* start GIVEN RECORDS *
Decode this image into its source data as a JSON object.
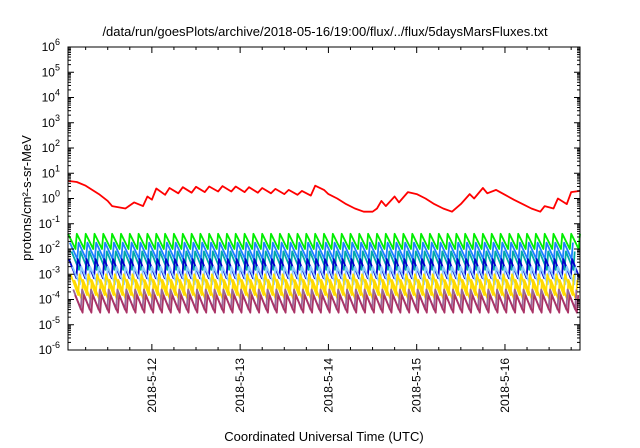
{
  "chart_data": {
    "type": "line",
    "title": "/data/run/goesPlots/archive/2018-05-16/19:00/flux/../flux/5daysMarsFluxes.txt",
    "xlabel": "Coordinated Universal Time (UTC)",
    "ylabel": "protons/cm²-s-sr-MeV",
    "y_scale": "log",
    "ylim": [
      1e-06,
      1000000.0
    ],
    "x_unit": "days after 2018-05-11 00:00 UTC",
    "xlim": [
      0.05,
      5.85
    ],
    "x_ticks": [
      {
        "x": 1,
        "label": "2018-5-12"
      },
      {
        "x": 2,
        "label": "2018-5-13"
      },
      {
        "x": 3,
        "label": "2018-5-14"
      },
      {
        "x": 4,
        "label": "2018-5-15"
      },
      {
        "x": 5,
        "label": "2018-5-16"
      }
    ],
    "y_ticks": [
      {
        "value": 1e-06,
        "base": "10",
        "exp": "-6"
      },
      {
        "value": 1e-05,
        "base": "10",
        "exp": "-5"
      },
      {
        "value": 0.0001,
        "base": "10",
        "exp": "-4"
      },
      {
        "value": 0.001,
        "base": "10",
        "exp": "-3"
      },
      {
        "value": 0.01,
        "base": "10",
        "exp": "-2"
      },
      {
        "value": 0.1,
        "base": "10",
        "exp": "-1"
      },
      {
        "value": 1.0,
        "base": "10",
        "exp": "0"
      },
      {
        "value": 10.0,
        "base": "10",
        "exp": "1"
      },
      {
        "value": 100.0,
        "base": "10",
        "exp": "2"
      },
      {
        "value": 1000.0,
        "base": "10",
        "exp": "3"
      },
      {
        "value": 10000.0,
        "base": "10",
        "exp": "4"
      },
      {
        "value": 100000.0,
        "base": "10",
        "exp": "5"
      },
      {
        "value": 1000000.0,
        "base": "10",
        "exp": "6"
      }
    ],
    "grid": false,
    "legend": "none",
    "series": [
      {
        "color": "#ff0000",
        "x": [
          0.05,
          0.15,
          0.25,
          0.4,
          0.5,
          0.55,
          0.7,
          0.8,
          0.9,
          0.95,
          1.0,
          1.05,
          1.15,
          1.2,
          1.3,
          1.35,
          1.45,
          1.5,
          1.6,
          1.65,
          1.75,
          1.8,
          1.9,
          1.95,
          2.05,
          2.1,
          2.2,
          2.25,
          2.35,
          2.4,
          2.5,
          2.55,
          2.65,
          2.7,
          2.8,
          2.85,
          2.95,
          3.0,
          3.1,
          3.2,
          3.3,
          3.4,
          3.5,
          3.55,
          3.6,
          3.65,
          3.75,
          3.8,
          3.9,
          4.0,
          4.1,
          4.2,
          4.3,
          4.4,
          4.5,
          4.6,
          4.65,
          4.75,
          4.8,
          4.9,
          5.0,
          5.1,
          5.2,
          5.3,
          5.4,
          5.45,
          5.55,
          5.6,
          5.7,
          5.75,
          5.85
        ],
        "y": [
          5,
          4.5,
          3.2,
          1.5,
          0.8,
          0.5,
          0.4,
          0.7,
          0.5,
          1.2,
          0.9,
          2.5,
          1.4,
          2.6,
          1.6,
          2.8,
          1.7,
          2.9,
          1.8,
          3.0,
          1.9,
          3.1,
          1.9,
          3.0,
          1.8,
          2.8,
          1.7,
          2.6,
          1.6,
          2.4,
          1.5,
          2.2,
          1.4,
          2.0,
          1.3,
          3.2,
          2.2,
          1.5,
          1.0,
          0.6,
          0.4,
          0.3,
          0.3,
          0.4,
          0.8,
          0.5,
          1.2,
          0.7,
          1.8,
          1.5,
          1.0,
          0.6,
          0.4,
          0.3,
          0.6,
          1.5,
          1.0,
          2.6,
          1.6,
          2.2,
          1.4,
          0.9,
          0.6,
          0.4,
          0.3,
          0.5,
          0.4,
          1.0,
          0.6,
          1.8,
          2.0
        ]
      },
      {
        "color": "#00ee00",
        "period": 0.1,
        "phase": 0.0,
        "min": 0.01,
        "max": 0.04
      },
      {
        "color": "#1e7fff",
        "period": 0.1,
        "phase": 0.02,
        "min": 0.004,
        "max": 0.018
      },
      {
        "color": "#00aaaa",
        "period": 0.1,
        "phase": 0.04,
        "min": 0.0015,
        "max": 0.008
      },
      {
        "color": "#0000cc",
        "period": 0.1,
        "phase": 0.01,
        "min": 0.0007,
        "max": 0.004
      },
      {
        "color": "#88ccff",
        "period": 0.1,
        "phase": 0.05,
        "min": 0.0004,
        "max": 0.002
      },
      {
        "color": "#ffe000",
        "period": 0.1,
        "phase": 0.03,
        "min": 0.00015,
        "max": 0.001
      },
      {
        "color": "#ffd700",
        "period": 0.1,
        "phase": 0.07,
        "min": 0.0001,
        "max": 0.0006
      },
      {
        "color": "#996699",
        "period": 0.1,
        "phase": 0.06,
        "min": 4e-05,
        "max": 0.00025
      },
      {
        "color": "#aa3366",
        "period": 0.1,
        "phase": 0.08,
        "min": 3e-05,
        "max": 0.00015
      }
    ]
  }
}
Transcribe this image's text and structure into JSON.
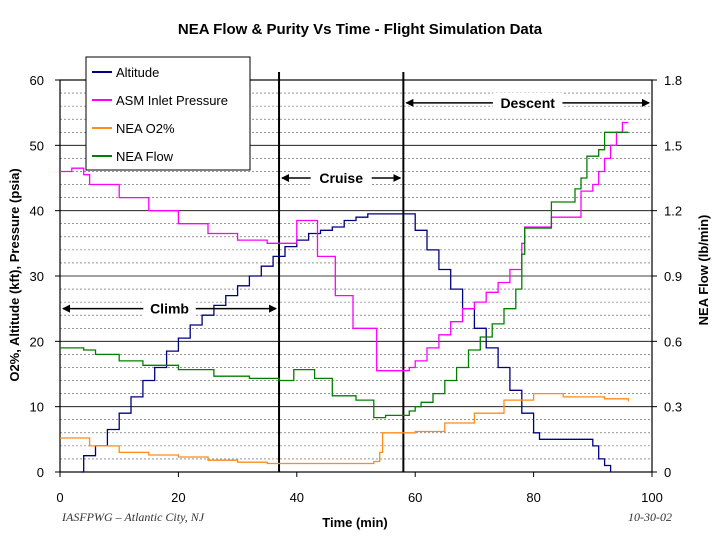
{
  "chart_data": {
    "type": "line",
    "title": "NEA Flow & Purity Vs Time - Flight Simulation Data",
    "xlabel": "Time (min)",
    "ylabel": "O2%, Altitude (kft), Pressure (psia)",
    "y2label": "NEA Flow (lb/min)",
    "xlim": [
      0,
      100
    ],
    "ylim": [
      0,
      60
    ],
    "y2lim": [
      0,
      1.8
    ],
    "grid": "dashed horizontal",
    "x_ticks": [
      "0",
      "20",
      "40",
      "60",
      "80",
      "100"
    ],
    "y_ticks": [
      "0",
      "10",
      "20",
      "30",
      "40",
      "50",
      "60"
    ],
    "y2_ticks": [
      "0",
      "0.3",
      "0.6",
      "0.9",
      "1.2",
      "1.5",
      "1.8"
    ],
    "legend": "top-left",
    "series": [
      {
        "name": "Altitude",
        "color": "#000080",
        "axis": "left",
        "points": [
          [
            3.5,
            0
          ],
          [
            4,
            2.5
          ],
          [
            6,
            4
          ],
          [
            8,
            6.5
          ],
          [
            10,
            9
          ],
          [
            12,
            11.5
          ],
          [
            14,
            14
          ],
          [
            16,
            16
          ],
          [
            18,
            18.5
          ],
          [
            20,
            20.5
          ],
          [
            22,
            22.5
          ],
          [
            24,
            24
          ],
          [
            26,
            25.5
          ],
          [
            28,
            27
          ],
          [
            30,
            28.5
          ],
          [
            32,
            30
          ],
          [
            34,
            31.5
          ],
          [
            36,
            33
          ],
          [
            38,
            34.5
          ],
          [
            40,
            35.5
          ],
          [
            42,
            36.5
          ],
          [
            44,
            37
          ],
          [
            46,
            37.5
          ],
          [
            48,
            38.5
          ],
          [
            50,
            39
          ],
          [
            52,
            39.5
          ],
          [
            55,
            39.5
          ],
          [
            58,
            39.5
          ],
          [
            60,
            37
          ],
          [
            62,
            34
          ],
          [
            64,
            31
          ],
          [
            66,
            28
          ],
          [
            68,
            25
          ],
          [
            70,
            22
          ],
          [
            72,
            19
          ],
          [
            74,
            16
          ],
          [
            76,
            12.5
          ],
          [
            78,
            9
          ],
          [
            80,
            6
          ],
          [
            81,
            5
          ],
          [
            84,
            5
          ],
          [
            88,
            5
          ],
          [
            90,
            4
          ],
          [
            91,
            2
          ],
          [
            92,
            1
          ],
          [
            93,
            0
          ]
        ]
      },
      {
        "name": "ASM Inlet Pressure",
        "color": "#ff00ff",
        "axis": "left",
        "points": [
          [
            0,
            46
          ],
          [
            2,
            46.5
          ],
          [
            4,
            45.5
          ],
          [
            5,
            44
          ],
          [
            10,
            42
          ],
          [
            15,
            40
          ],
          [
            20,
            38
          ],
          [
            25,
            36.5
          ],
          [
            30,
            35.5
          ],
          [
            35,
            35
          ],
          [
            37,
            35
          ],
          [
            39,
            35
          ],
          [
            40,
            38.5
          ],
          [
            42,
            38.5
          ],
          [
            43,
            38.5
          ],
          [
            43.5,
            33
          ],
          [
            46,
            33
          ],
          [
            46.5,
            27
          ],
          [
            49,
            27
          ],
          [
            49.5,
            22
          ],
          [
            53,
            22
          ],
          [
            53.5,
            15.5
          ],
          [
            58,
            15.5
          ],
          [
            59,
            16
          ],
          [
            60,
            17
          ],
          [
            62,
            19
          ],
          [
            64,
            21
          ],
          [
            66,
            23
          ],
          [
            68,
            25
          ],
          [
            70,
            26
          ],
          [
            72,
            27.5
          ],
          [
            74,
            29
          ],
          [
            76,
            31
          ],
          [
            78,
            35
          ],
          [
            78.5,
            37.5
          ],
          [
            80,
            37.5
          ],
          [
            82,
            37.5
          ],
          [
            83,
            39
          ],
          [
            85,
            39
          ],
          [
            87,
            39
          ],
          [
            88,
            43
          ],
          [
            90,
            44
          ],
          [
            91,
            46
          ],
          [
            92,
            48
          ],
          [
            93,
            50
          ],
          [
            94,
            52
          ],
          [
            95,
            53.5
          ],
          [
            96,
            53.5
          ]
        ]
      },
      {
        "name": "NEA O2%",
        "color": "#ff8c1a",
        "axis": "left",
        "points": [
          [
            0,
            5.2
          ],
          [
            4,
            5.2
          ],
          [
            5,
            4
          ],
          [
            10,
            3
          ],
          [
            15,
            2.6
          ],
          [
            20,
            2.3
          ],
          [
            25,
            1.8
          ],
          [
            30,
            1.5
          ],
          [
            35,
            1.3
          ],
          [
            40,
            1.3
          ],
          [
            45,
            1.3
          ],
          [
            50,
            1.3
          ],
          [
            53,
            1.6
          ],
          [
            54,
            3
          ],
          [
            54.5,
            6
          ],
          [
            57,
            6
          ],
          [
            60,
            6.2
          ],
          [
            65,
            7.5
          ],
          [
            70,
            9
          ],
          [
            75,
            11
          ],
          [
            80,
            12
          ],
          [
            82,
            12
          ],
          [
            85,
            11.5
          ],
          [
            88,
            11.5
          ],
          [
            92,
            11.2
          ],
          [
            96,
            10.8
          ]
        ]
      },
      {
        "name": "NEA Flow",
        "color": "#008000",
        "axis": "right",
        "points": [
          [
            0,
            0.57
          ],
          [
            2,
            0.57
          ],
          [
            4,
            0.56
          ],
          [
            6,
            0.54
          ],
          [
            10,
            0.51
          ],
          [
            14,
            0.49
          ],
          [
            20,
            0.47
          ],
          [
            26,
            0.44
          ],
          [
            32,
            0.43
          ],
          [
            37,
            0.42
          ],
          [
            39,
            0.42
          ],
          [
            39.5,
            0.47
          ],
          [
            42,
            0.47
          ],
          [
            43,
            0.43
          ],
          [
            45,
            0.43
          ],
          [
            46,
            0.35
          ],
          [
            49,
            0.35
          ],
          [
            50,
            0.33
          ],
          [
            52.5,
            0.33
          ],
          [
            53,
            0.25
          ],
          [
            55,
            0.26
          ],
          [
            58,
            0.26
          ],
          [
            59,
            0.28
          ],
          [
            60,
            0.3
          ],
          [
            61,
            0.32
          ],
          [
            63,
            0.36
          ],
          [
            65,
            0.42
          ],
          [
            67,
            0.48
          ],
          [
            69,
            0.56
          ],
          [
            71,
            0.62
          ],
          [
            73,
            0.68
          ],
          [
            75,
            0.75
          ],
          [
            77,
            0.84
          ],
          [
            78,
            1.0
          ],
          [
            78.5,
            1.12
          ],
          [
            81,
            1.12
          ],
          [
            82,
            1.12
          ],
          [
            83,
            1.24
          ],
          [
            86,
            1.24
          ],
          [
            87,
            1.3
          ],
          [
            88,
            1.35
          ],
          [
            89,
            1.45
          ],
          [
            91,
            1.48
          ],
          [
            92,
            1.56
          ],
          [
            95,
            1.56
          ],
          [
            96,
            1.56
          ]
        ]
      }
    ],
    "annotations": [
      {
        "label": "Climb",
        "x_from": 0,
        "x_to": 37,
        "y": 25
      },
      {
        "label": "Cruise",
        "x_from": 37,
        "x_to": 58,
        "y": 45
      },
      {
        "label": "Descent",
        "x_from": 58,
        "x_to": 100,
        "y": 56.5
      }
    ],
    "phase_lines_x": [
      37,
      58
    ]
  },
  "footer": {
    "left": "IASFPWG – Atlantic City, NJ",
    "right": "10-30-02"
  }
}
* end GIVEN RECORDS *
■ **WORK TO COMPLETE**:
Copy each line of the data that contains the word "Flow".

■ **FINAL RESULT**:
    "title": "NEA Flow & Purity Vs Time - Flight Simulation Data",
    "y2label": "NEA Flow (lb/min)",
        "name": "NEA Flow",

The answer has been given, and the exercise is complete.